— Supplied records —
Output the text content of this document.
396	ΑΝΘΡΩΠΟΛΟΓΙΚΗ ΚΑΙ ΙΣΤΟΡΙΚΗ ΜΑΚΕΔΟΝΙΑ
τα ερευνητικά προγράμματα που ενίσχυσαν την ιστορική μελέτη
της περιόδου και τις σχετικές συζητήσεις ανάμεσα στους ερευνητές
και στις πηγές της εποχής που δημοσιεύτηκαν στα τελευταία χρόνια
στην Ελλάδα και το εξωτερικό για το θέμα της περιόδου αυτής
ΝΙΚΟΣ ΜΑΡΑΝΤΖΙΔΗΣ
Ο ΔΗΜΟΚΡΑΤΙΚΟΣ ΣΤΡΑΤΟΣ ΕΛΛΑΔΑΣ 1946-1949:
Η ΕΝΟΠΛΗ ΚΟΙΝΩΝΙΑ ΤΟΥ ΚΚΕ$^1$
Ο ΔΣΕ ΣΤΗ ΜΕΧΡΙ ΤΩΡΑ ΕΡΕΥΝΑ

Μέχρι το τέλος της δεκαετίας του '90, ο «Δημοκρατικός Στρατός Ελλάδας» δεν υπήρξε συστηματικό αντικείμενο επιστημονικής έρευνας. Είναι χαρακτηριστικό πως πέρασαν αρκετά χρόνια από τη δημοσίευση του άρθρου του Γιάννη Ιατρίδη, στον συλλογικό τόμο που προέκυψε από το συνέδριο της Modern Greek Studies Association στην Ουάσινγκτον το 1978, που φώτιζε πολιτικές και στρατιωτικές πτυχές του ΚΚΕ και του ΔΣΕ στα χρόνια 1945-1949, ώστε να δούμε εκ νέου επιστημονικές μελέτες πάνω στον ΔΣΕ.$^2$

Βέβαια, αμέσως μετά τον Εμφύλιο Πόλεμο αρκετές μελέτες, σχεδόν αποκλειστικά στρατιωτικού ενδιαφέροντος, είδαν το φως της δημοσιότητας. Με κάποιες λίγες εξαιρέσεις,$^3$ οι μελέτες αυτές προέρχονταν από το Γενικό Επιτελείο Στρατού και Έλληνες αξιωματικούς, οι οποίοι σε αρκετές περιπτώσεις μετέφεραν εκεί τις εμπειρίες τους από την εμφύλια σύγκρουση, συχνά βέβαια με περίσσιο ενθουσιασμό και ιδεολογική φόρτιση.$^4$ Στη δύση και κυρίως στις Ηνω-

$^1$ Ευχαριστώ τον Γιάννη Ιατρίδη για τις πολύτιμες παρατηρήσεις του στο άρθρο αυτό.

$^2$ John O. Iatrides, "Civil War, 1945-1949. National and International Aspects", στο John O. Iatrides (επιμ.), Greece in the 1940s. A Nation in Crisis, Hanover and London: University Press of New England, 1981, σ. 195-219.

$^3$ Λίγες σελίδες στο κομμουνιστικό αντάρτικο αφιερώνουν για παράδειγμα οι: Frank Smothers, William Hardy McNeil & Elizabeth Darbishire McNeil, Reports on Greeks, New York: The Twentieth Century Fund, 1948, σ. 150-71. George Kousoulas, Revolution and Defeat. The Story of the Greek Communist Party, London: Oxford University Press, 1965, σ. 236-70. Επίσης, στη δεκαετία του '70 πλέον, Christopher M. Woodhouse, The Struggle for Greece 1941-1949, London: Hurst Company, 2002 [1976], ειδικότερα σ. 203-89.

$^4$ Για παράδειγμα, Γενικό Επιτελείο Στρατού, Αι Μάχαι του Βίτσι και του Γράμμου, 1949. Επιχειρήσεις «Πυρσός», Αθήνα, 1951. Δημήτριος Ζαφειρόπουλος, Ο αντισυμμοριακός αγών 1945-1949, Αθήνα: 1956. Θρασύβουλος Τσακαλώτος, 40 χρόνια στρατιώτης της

— Problem details —
Locate all lines that include the word "παράδειγμα" and copy them out.

— Answer in full —
$^3$ Λίγες σελίδες στο κομμουνιστικό αντάρτικο αφιερώνουν για παράδειγμα οι: Frank Smothers, William Hardy McNeil & Elizabeth Darbishire McNeil, Reports on Greeks, New York: The Twentieth Century Fund, 1948, σ. 150-71. George Kousoulas, Revolution and Defeat. The Story of the Greek Communist Party, London: Oxford University Press, 1965, σ. 236-70. Επίσης, στη δεκαετία του '70 πλέον, Christopher M. Woodhouse, The Struggle for Greece 1941-1949, London: Hurst Company, 2002 [1976], ειδικότερα σ. 203-89.
$^4$ Για παράδειγμα, Γενικό Επιτελείο Στρατού, Αι Μάχαι του Βίτσι και του Γράμμου, 1949. Επιχειρήσεις «Πυρσός», Αθήνα, 1951. Δημήτριος Ζαφειρόπουλος, Ο αντισυμμοριακός αγών 1945-1949, Αθήνα: 1956. Θρασύβουλος Τσακαλώτος, 40 χρόνια στρατιώτης της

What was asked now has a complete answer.